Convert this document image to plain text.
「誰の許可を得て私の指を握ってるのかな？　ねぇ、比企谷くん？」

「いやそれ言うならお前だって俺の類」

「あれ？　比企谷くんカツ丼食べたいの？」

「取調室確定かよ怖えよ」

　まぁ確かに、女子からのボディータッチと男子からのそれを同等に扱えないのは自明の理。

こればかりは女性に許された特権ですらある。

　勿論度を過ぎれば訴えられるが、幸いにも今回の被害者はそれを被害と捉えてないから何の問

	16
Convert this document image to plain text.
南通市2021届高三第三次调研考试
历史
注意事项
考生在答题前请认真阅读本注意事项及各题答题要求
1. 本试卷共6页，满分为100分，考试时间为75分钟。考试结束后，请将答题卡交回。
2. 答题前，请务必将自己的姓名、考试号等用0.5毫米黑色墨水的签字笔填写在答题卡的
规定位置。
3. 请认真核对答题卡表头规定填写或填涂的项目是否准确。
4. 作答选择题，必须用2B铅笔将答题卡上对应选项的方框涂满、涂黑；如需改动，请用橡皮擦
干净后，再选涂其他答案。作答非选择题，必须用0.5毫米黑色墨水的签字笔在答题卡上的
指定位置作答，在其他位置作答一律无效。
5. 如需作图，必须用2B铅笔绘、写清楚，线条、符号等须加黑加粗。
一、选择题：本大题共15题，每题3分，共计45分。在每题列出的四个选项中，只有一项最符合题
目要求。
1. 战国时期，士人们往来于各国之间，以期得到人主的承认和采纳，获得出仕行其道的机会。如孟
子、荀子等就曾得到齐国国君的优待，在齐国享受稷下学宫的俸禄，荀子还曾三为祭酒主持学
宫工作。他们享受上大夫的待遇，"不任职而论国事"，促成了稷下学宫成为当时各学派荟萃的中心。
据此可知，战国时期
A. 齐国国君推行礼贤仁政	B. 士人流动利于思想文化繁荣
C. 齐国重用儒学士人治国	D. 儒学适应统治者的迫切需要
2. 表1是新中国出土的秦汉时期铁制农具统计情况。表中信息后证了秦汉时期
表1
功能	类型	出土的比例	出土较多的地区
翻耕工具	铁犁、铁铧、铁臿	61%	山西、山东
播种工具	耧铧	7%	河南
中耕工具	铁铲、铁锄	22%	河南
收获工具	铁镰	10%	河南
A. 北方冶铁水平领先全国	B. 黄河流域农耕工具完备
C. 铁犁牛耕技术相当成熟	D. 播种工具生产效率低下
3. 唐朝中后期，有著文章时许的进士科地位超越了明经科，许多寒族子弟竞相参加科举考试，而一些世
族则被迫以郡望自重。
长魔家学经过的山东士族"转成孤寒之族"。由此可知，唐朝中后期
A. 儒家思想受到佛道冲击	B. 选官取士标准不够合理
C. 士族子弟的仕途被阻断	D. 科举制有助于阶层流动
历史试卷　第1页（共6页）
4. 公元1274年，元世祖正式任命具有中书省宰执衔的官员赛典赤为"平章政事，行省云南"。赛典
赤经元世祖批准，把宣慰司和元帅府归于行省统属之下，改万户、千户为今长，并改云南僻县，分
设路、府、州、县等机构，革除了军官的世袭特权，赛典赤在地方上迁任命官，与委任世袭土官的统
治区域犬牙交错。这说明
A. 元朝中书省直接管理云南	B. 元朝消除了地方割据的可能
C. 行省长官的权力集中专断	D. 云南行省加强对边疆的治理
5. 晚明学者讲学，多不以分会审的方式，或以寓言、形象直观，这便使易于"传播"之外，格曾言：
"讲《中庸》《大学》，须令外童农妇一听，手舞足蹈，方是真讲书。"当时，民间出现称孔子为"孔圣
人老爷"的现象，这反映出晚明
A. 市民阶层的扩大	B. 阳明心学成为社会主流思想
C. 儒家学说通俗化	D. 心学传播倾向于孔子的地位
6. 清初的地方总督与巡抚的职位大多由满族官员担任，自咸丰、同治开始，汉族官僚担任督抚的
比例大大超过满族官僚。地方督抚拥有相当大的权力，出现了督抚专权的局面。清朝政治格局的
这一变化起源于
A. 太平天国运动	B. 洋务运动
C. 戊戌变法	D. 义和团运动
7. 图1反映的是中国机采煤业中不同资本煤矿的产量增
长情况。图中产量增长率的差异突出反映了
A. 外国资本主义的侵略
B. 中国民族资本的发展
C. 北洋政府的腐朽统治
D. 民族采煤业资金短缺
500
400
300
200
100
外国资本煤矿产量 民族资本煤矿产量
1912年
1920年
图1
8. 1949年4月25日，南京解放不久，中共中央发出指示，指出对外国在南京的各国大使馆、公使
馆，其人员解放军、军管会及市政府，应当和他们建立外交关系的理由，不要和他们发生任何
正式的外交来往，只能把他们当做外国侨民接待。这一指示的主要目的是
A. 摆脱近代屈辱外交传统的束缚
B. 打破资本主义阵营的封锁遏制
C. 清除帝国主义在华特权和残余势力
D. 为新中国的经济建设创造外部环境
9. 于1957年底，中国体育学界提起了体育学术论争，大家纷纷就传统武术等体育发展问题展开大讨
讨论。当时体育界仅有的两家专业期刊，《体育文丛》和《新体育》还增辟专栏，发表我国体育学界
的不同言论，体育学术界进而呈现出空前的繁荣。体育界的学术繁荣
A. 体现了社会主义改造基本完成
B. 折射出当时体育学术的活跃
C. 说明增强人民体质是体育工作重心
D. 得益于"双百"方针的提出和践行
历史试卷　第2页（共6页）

WORK TO COMPLETE -
Write out every line of the records exactly.

RESULT FOR THIS EXERCISE -
Convert this document image to plain text.
「誰の許可を得て私の指を握ってるのかな？　ねぇ、比企谷くん？」

「いやそれ言うならお前だって俺の類」

「あれ？　比企谷くんカツ丼食べたいの？」

「取調室確定かよ怖えよ」

　まぁ確かに、女子からのボディータッチと男子からのそれを同等に扱えないのは自明の理。

こればかりは女性に許された特権ですらある。

　勿論度を過ぎれば訴えられるが、幸いにも今回の被害者はそれを被害と捉えてないから何の問

	16
Convert this document image to plain text.
南通市2021届高三第三次调研考试
历史
注意事项
考生在答题前请认真阅读本注意事项及各题答题要求
1. 本试卷共6页，满分为100分，考试时间为75分钟。考试结束后，请将答题卡交回。
2. 答题前，请务必将自己的姓名、考试号等用0.5毫米黑色墨水的签字笔填写在答题卡的
规定位置。
3. 请认真核对答题卡表头规定填写或填涂的项目是否准确。
4. 作答选择题，必须用2B铅笔将答题卡上对应选项的方框涂满、涂黑；如需改动，请用橡皮擦
干净后，再选涂其他答案。作答非选择题，必须用0.5毫米黑色墨水的签字笔在答题卡上的
指定位置作答，在其他位置作答一律无效。
5. 如需作图，必须用2B铅笔绘、写清楚，线条、符号等须加黑加粗。
一、选择题：本大题共15题，每题3分，共计45分。在每题列出的四个选项中，只有一项最符合题
目要求。
1. 战国时期，士人们往来于各国之间，以期得到人主的承认和采纳，获得出仕行其道的机会。如孟
子、荀子等就曾得到齐国国君的优待，在齐国享受稷下学宫的俸禄，荀子还曾三为祭酒主持学
宫工作。他们享受上大夫的待遇，"不任职而论国事"，促成了稷下学宫成为当时各学派荟萃的中心。
据此可知，战国时期
A. 齐国国君推行礼贤仁政	B. 士人流动利于思想文化繁荣
C. 齐国重用儒学士人治国	D. 儒学适应统治者的迫切需要
2. 表1是新中国出土的秦汉时期铁制农具统计情况。表中信息后证了秦汉时期
表1
功能	类型	出土的比例	出土较多的地区
翻耕工具	铁犁、铁铧、铁臿	61%	山西、山东
播种工具	耧铧	7%	河南
中耕工具	铁铲、铁锄	22%	河南
收获工具	铁镰	10%	河南
A. 北方冶铁水平领先全国	B. 黄河流域农耕工具完备
C. 铁犁牛耕技术相当成熟	D. 播种工具生产效率低下
3. 唐朝中后期，有著文章时许的进士科地位超越了明经科，许多寒族子弟竞相参加科举考试，而一些世
族则被迫以郡望自重。
长魔家学经过的山东士族"转成孤寒之族"。由此可知，唐朝中后期
A. 儒家思想受到佛道冲击	B. 选官取士标准不够合理
C. 士族子弟的仕途被阻断	D. 科举制有助于阶层流动
历史试卷　第1页（共6页）
4. 公元1274年，元世祖正式任命具有中书省宰执衔的官员赛典赤为"平章政事，行省云南"。赛典
赤经元世祖批准，把宣慰司和元帅府归于行省统属之下，改万户、千户为今长，并改云南僻县，分
设路、府、州、县等机构，革除了军官的世袭特权，赛典赤在地方上迁任命官，与委任世袭土官的统
治区域犬牙交错。这说明
A. 元朝中书省直接管理云南	B. 元朝消除了地方割据的可能
C. 行省长官的权力集中专断	D. 云南行省加强对边疆的治理
5. 晚明学者讲学，多不以分会审的方式，或以寓言、形象直观，这便使易于"传播"之外，格曾言：
"讲《中庸》《大学》，须令外童农妇一听，手舞足蹈，方是真讲书。"当时，民间出现称孔子为"孔圣
人老爷"的现象，这反映出晚明
A. 市民阶层的扩大	B. 阳明心学成为社会主流思想
C. 儒家学说通俗化	D. 心学传播倾向于孔子的地位
6. 清初的地方总督与巡抚的职位大多由满族官员担任，自咸丰、同治开始，汉族官僚担任督抚的
比例大大超过满族官僚。地方督抚拥有相当大的权力，出现了督抚专权的局面。清朝政治格局的
这一变化起源于
A. 太平天国运动	B. 洋务运动
C. 戊戌变法	D. 义和团运动
7. 图1反映的是中国机采煤业中不同资本煤矿的产量增
长情况。图中产量增长率的差异突出反映了
A. 外国资本主义的侵略
B. 中国民族资本的发展
C. 北洋政府的腐朽统治
D. 民族采煤业资金短缺
500
400
300
200
100
外国资本煤矿产量 民族资本煤矿产量
1912年
1920年
图1
8. 1949年4月25日，南京解放不久，中共中央发出指示，指出对外国在南京的各国大使馆、公使
馆，其人员解放军、军管会及市政府，应当和他们建立外交关系的理由，不要和他们发生任何
正式的外交来往，只能把他们当做外国侨民接待。这一指示的主要目的是
A. 摆脱近代屈辱外交传统的束缚
B. 打破资本主义阵营的封锁遏制
C. 清除帝国主义在华特权和残余势力
D. 为新中国的经济建设创造外部环境
9. 于1957年底，中国体育学界提起了体育学术论争，大家纷纷就传统武术等体育发展问题展开大讨
讨论。当时体育界仅有的两家专业期刊，《体育文丛》和《新体育》还增辟专栏，发表我国体育学界
的不同言论，体育学术界进而呈现出空前的繁荣。体育界的学术繁荣
A. 体现了社会主义改造基本完成
B. 折射出当时体育学术的活跃
C. 说明增强人民体质是体育工作重心
D. 得益于"双百"方针的提出和践行
历史试卷　第2页（共6页）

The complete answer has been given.